- _WORK TO COMPLETE_
**a)** In the news excerpt about Pedro Hernandez's conviction, which court overturned that conviction in July?
**b)** Duplicate the stretch of the news excerpt about Pedro Hernandez's conviction from "He said the passage" through "made him hallucinate.".
**c)** Pick up the news excerpt about Pedro Hernandez's conviction after its final sentence and carry it forward.

Pedro Hernandez's conviction was overturned in July by the 2nd U.S. Circuit Court of Appeals which ruled that the jury in his 2017 trial should have gotten a more thorough explanation from the judge of its options, which could have included disregarding all of the confessions. He was ordered freed unless he was retried “within a reasonable period.”

A federal judge expressed doubt Tuesday that the U.S. Supreme Court will take up the recent appeals court decision.

Judge Colleen McMahon in Manhattan did not immediately rule on the request by Hernandez's lawyers to set a date to free their client.

Matthew Colangelo, a prosecutor in the office of Manhattan District Attorney Alvin Bragg, said prosecutors likely won’t know for three months whether they’ll seek a new trial and if the high court will hear an appeal.

He said the passage of time since the crime and the uncertainty over how many of the 50 witnesses who testified at Patz's 2017 trial would be available was delaying a decision on whether to retry Patz. So far, he said, prosecutors have spoken to about two dozen of the witnesses from the last trial.

Although he said the possibility of the Supreme Court hearing an appeal was “greater than remote,” the judge expressed doubt, saying: “This is not the kind of case the Supreme Court would be inclined to take.”

Hernandez’s lawyers say he confessed falsely because of a mental illness that sometimes made him hallucinate.

- _RAW DATA_
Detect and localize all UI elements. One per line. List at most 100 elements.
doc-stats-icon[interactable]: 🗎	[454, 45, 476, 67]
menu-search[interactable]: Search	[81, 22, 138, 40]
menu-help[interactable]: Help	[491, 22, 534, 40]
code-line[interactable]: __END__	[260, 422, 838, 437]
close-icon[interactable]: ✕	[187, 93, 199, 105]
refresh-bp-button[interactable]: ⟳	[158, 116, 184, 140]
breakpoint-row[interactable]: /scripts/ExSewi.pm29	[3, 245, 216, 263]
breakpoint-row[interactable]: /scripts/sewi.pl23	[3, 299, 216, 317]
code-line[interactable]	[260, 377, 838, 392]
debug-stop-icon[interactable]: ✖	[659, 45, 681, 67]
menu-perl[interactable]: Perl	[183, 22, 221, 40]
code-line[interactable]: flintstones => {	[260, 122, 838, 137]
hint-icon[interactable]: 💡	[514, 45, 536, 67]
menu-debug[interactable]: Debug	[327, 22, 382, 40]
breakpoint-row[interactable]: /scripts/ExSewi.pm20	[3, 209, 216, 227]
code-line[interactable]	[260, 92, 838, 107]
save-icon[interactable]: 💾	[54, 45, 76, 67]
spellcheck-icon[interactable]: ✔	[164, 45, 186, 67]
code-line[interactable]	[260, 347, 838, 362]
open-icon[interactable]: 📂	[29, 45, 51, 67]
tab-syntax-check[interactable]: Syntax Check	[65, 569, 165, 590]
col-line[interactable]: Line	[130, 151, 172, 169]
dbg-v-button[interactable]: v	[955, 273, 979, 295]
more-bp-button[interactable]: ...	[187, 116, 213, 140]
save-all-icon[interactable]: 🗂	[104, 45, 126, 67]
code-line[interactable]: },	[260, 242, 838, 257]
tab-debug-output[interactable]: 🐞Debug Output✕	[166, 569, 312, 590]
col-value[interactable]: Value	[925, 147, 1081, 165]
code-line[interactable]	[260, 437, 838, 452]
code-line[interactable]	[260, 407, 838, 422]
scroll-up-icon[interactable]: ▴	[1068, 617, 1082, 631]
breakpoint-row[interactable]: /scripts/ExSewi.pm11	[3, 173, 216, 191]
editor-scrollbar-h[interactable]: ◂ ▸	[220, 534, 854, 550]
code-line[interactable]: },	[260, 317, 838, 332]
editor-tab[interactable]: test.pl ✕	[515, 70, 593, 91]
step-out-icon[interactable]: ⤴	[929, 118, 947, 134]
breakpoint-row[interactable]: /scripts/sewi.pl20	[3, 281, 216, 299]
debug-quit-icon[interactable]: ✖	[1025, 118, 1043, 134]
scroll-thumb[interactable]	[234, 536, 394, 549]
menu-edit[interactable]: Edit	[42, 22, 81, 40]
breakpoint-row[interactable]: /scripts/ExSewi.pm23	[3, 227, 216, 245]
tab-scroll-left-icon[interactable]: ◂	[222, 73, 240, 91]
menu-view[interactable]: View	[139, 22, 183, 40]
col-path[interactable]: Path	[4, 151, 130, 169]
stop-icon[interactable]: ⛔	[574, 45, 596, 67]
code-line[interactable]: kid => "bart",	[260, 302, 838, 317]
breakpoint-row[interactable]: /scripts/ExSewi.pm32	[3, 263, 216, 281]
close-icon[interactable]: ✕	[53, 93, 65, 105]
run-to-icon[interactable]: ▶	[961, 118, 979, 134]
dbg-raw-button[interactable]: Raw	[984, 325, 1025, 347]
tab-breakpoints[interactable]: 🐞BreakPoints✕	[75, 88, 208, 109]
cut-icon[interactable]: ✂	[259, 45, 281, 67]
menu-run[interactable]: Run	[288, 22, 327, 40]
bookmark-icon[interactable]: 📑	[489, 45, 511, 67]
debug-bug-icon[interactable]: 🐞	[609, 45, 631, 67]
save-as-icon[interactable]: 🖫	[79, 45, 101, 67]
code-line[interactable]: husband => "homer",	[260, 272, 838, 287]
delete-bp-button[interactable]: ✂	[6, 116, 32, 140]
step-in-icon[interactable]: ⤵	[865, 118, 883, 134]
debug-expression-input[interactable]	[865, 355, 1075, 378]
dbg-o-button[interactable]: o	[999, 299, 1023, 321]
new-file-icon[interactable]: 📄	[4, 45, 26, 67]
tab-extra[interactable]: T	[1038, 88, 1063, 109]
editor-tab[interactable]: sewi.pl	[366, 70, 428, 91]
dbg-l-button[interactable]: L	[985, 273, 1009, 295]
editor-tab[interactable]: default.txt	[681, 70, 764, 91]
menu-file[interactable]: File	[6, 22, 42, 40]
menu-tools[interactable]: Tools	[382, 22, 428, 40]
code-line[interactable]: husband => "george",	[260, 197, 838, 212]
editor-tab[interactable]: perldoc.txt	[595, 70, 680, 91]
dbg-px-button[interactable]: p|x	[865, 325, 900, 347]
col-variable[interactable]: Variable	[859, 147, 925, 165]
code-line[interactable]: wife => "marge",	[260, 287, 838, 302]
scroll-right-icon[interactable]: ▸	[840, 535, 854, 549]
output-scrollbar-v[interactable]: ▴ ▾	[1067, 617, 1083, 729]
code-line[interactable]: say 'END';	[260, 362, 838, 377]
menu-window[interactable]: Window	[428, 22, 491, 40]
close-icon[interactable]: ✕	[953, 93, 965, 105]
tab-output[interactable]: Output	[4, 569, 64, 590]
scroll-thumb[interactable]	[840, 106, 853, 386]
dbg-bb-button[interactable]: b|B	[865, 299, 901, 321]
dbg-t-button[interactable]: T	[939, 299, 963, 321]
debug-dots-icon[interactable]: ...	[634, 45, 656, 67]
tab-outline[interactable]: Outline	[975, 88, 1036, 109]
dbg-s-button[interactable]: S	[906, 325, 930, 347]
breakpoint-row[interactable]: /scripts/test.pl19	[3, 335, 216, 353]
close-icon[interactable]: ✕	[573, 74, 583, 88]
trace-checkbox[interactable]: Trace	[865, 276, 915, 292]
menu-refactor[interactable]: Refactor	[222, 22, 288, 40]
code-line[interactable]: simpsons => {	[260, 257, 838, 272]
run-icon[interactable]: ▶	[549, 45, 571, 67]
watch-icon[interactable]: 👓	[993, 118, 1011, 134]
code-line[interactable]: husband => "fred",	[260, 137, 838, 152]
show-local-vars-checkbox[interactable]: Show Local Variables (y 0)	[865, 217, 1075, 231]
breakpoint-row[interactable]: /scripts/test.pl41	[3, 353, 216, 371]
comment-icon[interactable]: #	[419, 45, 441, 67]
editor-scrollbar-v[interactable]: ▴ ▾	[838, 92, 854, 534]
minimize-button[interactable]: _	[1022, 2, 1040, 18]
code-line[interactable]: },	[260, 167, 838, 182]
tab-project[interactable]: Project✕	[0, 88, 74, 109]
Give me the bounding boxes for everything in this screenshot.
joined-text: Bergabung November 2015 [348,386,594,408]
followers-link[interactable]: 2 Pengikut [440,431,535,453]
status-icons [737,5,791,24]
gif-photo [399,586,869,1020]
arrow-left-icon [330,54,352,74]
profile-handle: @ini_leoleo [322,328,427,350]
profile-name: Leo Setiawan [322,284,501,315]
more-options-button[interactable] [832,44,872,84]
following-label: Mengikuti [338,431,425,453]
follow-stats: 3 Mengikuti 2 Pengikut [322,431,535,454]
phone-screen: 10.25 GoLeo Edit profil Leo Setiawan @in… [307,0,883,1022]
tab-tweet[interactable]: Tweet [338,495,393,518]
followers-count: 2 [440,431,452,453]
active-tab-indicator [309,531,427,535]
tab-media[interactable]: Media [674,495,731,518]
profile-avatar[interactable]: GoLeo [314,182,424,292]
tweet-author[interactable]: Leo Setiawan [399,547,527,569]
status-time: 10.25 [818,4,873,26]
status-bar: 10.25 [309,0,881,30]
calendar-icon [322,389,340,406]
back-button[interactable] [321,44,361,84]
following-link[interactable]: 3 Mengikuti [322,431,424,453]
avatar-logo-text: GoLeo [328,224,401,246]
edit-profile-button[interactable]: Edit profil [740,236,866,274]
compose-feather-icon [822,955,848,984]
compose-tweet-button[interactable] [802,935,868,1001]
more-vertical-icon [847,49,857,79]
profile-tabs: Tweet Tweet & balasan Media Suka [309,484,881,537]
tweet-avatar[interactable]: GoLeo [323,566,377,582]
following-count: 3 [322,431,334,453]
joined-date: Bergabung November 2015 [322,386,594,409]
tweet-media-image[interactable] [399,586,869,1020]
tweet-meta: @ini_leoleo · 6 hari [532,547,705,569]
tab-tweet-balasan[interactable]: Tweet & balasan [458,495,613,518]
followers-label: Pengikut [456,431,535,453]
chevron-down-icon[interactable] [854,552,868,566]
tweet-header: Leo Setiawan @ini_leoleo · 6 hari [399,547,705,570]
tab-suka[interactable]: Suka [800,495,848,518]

- _ANSWERS TO THE EXERCISE_
**a)** The 2nd U.S. Circuit Court of Appeals overturned it.

**b)**
He said the passage of time since the crime and the uncertainty over how many of the 50 witnesses who testified at Patz's 2017 trial would be available was delaying a decision on whether to retry Patz. So far, he said, prosecutors have spoken to about two dozen of the witnesses from the last trial.

Although he said the possibility of the Supreme Court hearing an appeal was “greater than remote,” the judge expressed doubt, saying: “This is not the kind of case the Supreme Court would be inclined to take.”

Hernandez’s lawyers say he confessed falsely because of a mental illness that sometimes made him hallucinate.

**c)**
After Tuesday's hearing, defense attorney Harvey Fishbein said he wants prosecutors to make a decision whether to retry Hernandez because “we have a man sitting in jail now for 13 years that the 2nd Circuit said was innocent.”

He has already been tried twice. His 2017 conviction came after a previous jury couldn’t reach a verdict. Now 64, he has been serving a sentence of 25 years to life in prison.

Hernandez was a teenager working at a convenience shop in Etan’s downtown Manhattan neighborhood when the boy vanished. Police met him while canvassing the area but didn’t suspect him until they got a 2012 tip that he’d made remarks years earlier about having killed a child in New York, not mentioning Etan’s name.

Etan was among the first missing children pictured on milk cartons. His case contributed to an era of fear among American families, making anxious parents more protective of kids who had been allowed to roam and play unsupervised in their neighborhoods.